ACTIVITY: For each record that follows, write out an identical copy.
::::::
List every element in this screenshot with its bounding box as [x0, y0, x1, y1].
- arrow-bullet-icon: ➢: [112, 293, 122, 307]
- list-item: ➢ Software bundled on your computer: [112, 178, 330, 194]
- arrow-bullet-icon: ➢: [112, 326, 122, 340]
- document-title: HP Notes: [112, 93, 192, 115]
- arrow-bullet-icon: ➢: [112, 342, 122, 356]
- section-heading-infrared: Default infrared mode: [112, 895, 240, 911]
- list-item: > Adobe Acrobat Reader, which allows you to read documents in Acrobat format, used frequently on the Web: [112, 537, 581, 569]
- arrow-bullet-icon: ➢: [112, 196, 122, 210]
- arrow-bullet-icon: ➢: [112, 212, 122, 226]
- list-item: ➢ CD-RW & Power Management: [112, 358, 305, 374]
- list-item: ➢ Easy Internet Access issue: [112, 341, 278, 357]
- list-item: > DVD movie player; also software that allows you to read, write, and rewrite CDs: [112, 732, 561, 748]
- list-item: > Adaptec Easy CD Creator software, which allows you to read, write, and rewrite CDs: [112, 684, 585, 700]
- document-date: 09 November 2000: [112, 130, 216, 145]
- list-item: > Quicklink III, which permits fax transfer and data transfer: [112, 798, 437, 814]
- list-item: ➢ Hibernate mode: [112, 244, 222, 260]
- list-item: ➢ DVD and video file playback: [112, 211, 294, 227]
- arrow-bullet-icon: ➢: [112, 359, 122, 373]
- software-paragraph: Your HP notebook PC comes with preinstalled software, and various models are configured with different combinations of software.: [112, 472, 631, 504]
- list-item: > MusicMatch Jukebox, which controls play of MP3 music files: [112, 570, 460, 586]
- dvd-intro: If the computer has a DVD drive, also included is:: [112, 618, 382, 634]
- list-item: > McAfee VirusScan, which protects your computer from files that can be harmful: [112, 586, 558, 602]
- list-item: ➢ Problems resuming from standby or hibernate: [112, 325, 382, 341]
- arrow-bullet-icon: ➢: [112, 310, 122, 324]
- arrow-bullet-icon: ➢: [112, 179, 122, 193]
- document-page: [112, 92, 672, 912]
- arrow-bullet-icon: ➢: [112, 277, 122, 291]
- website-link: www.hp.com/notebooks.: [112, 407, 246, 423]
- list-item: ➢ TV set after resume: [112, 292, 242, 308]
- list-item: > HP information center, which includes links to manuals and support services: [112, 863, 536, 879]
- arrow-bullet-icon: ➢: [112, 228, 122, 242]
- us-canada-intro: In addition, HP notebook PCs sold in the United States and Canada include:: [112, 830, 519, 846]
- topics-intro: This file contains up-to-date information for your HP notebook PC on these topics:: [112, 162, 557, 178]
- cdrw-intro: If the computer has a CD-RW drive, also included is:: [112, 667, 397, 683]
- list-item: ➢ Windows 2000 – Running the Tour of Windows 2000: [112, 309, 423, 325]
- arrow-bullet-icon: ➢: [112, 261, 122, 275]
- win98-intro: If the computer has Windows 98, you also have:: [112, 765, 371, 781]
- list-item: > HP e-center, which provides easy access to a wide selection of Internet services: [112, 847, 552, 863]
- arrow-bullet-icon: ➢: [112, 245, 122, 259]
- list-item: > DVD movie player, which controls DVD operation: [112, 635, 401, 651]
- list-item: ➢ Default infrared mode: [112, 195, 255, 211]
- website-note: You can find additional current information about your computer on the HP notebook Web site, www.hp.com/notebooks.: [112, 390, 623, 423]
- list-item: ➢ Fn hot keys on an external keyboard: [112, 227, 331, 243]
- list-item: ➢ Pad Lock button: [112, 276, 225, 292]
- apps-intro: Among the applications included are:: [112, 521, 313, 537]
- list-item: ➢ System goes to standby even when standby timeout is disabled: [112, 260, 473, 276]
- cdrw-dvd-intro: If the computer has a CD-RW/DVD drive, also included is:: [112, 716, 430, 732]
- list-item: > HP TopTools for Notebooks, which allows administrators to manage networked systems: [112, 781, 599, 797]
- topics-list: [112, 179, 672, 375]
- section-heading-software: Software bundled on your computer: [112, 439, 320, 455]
::::::
SOLUTION TO THE PROBLEM:
List every element in this screenshot with its bounding box as [x0, y0, x1, y1].
- arrow-bullet-icon: ➢: [112, 293, 122, 307]
- list-item: ➢ Software bundled on your computer: [112, 178, 330, 194]
- arrow-bullet-icon: ➢: [112, 326, 122, 340]
- document-title: HP Notes: [112, 93, 192, 115]
- arrow-bullet-icon: ➢: [112, 342, 122, 356]
- section-heading-infrared: Default infrared mode: [112, 895, 240, 911]
- list-item: > Adobe Acrobat Reader, which allows you to read documents in Acrobat format, used frequently on the Web: [112, 537, 581, 569]
- arrow-bullet-icon: ➢: [112, 196, 122, 210]
- arrow-bullet-icon: ➢: [112, 212, 122, 226]
- list-item: ➢ CD-RW & Power Management: [112, 358, 305, 374]
- list-item: ➢ Easy Internet Access issue: [112, 341, 278, 357]
- list-item: > DVD movie player; also software that allows you to read, write, and rewrite CDs: [112, 732, 561, 748]
- list-item: > Adaptec Easy CD Creator software, which allows you to read, write, and rewrite CDs: [112, 684, 585, 700]
- document-date: 09 November 2000: [112, 130, 216, 145]
- list-item: > Quicklink III, which permits fax transfer and data transfer: [112, 798, 437, 814]
- list-item: ➢ Hibernate mode: [112, 244, 222, 260]
- list-item: ➢ DVD and video file playback: [112, 211, 294, 227]
- arrow-bullet-icon: ➢: [112, 359, 122, 373]
- software-paragraph: Your HP notebook PC comes with preinstalled software, and various models are configured with different combinations of software.: [112, 472, 631, 504]
- list-item: > MusicMatch Jukebox, which controls play of MP3 music files: [112, 570, 460, 586]
- dvd-intro: If the computer has a DVD drive, also included is:: [112, 618, 382, 634]
- list-item: > McAfee VirusScan, which protects your computer from files that can be harmful: [112, 586, 558, 602]
- list-item: ➢ Problems resuming from standby or hibernate: [112, 325, 382, 341]
- arrow-bullet-icon: ➢: [112, 310, 122, 324]
- arrow-bullet-icon: ➢: [112, 179, 122, 193]
- document-page: [112, 92, 672, 912]
- arrow-bullet-icon: ➢: [112, 277, 122, 291]
- website-link: www.hp.com/notebooks.: [112, 407, 246, 423]
- list-item: ➢ TV set after resume: [112, 292, 242, 308]
- list-item: > HP information center, which includes links to manuals and support services: [112, 863, 536, 879]
- arrow-bullet-icon: ➢: [112, 228, 122, 242]
- us-canada-intro: In addition, HP notebook PCs sold in the United States and Canada include:: [112, 830, 519, 846]
- topics-intro: This file contains up-to-date information for your HP notebook PC on these topics:: [112, 162, 557, 178]
- cdrw-intro: If the computer has a CD-RW drive, also included is:: [112, 667, 397, 683]
- list-item: ➢ Windows 2000 – Running the Tour of Windows 2000: [112, 309, 423, 325]
- arrow-bullet-icon: ➢: [112, 261, 122, 275]
- win98-intro: If the computer has Windows 98, you also have:: [112, 765, 371, 781]
- list-item: > HP e-center, which provides easy access to a wide selection of Internet services: [112, 847, 552, 863]
- arrow-bullet-icon: ➢: [112, 245, 122, 259]
- list-item: > DVD movie player, which controls DVD operation: [112, 635, 401, 651]
- list-item: ➢ Default infrared mode: [112, 195, 255, 211]
- website-note: You can find additional current information about your computer on the HP notebook Web site, www.hp.com/notebooks.: [112, 390, 623, 423]
- list-item: ➢ Fn hot keys on an external keyboard: [112, 227, 331, 243]
- list-item: ➢ Pad Lock button: [112, 276, 225, 292]
- apps-intro: Among the applications included are:: [112, 521, 313, 537]
- list-item: ➢ System goes to standby even when standby timeout is disabled: [112, 260, 473, 276]
- cdrw-dvd-intro: If the computer has a CD-RW/DVD drive, also included is:: [112, 716, 430, 732]
- list-item: > HP TopTools for Notebooks, which allows administrators to manage networked systems: [112, 781, 599, 797]
- topics-list: [112, 179, 672, 375]
- section-heading-software: Software bundled on your computer: [112, 439, 320, 455]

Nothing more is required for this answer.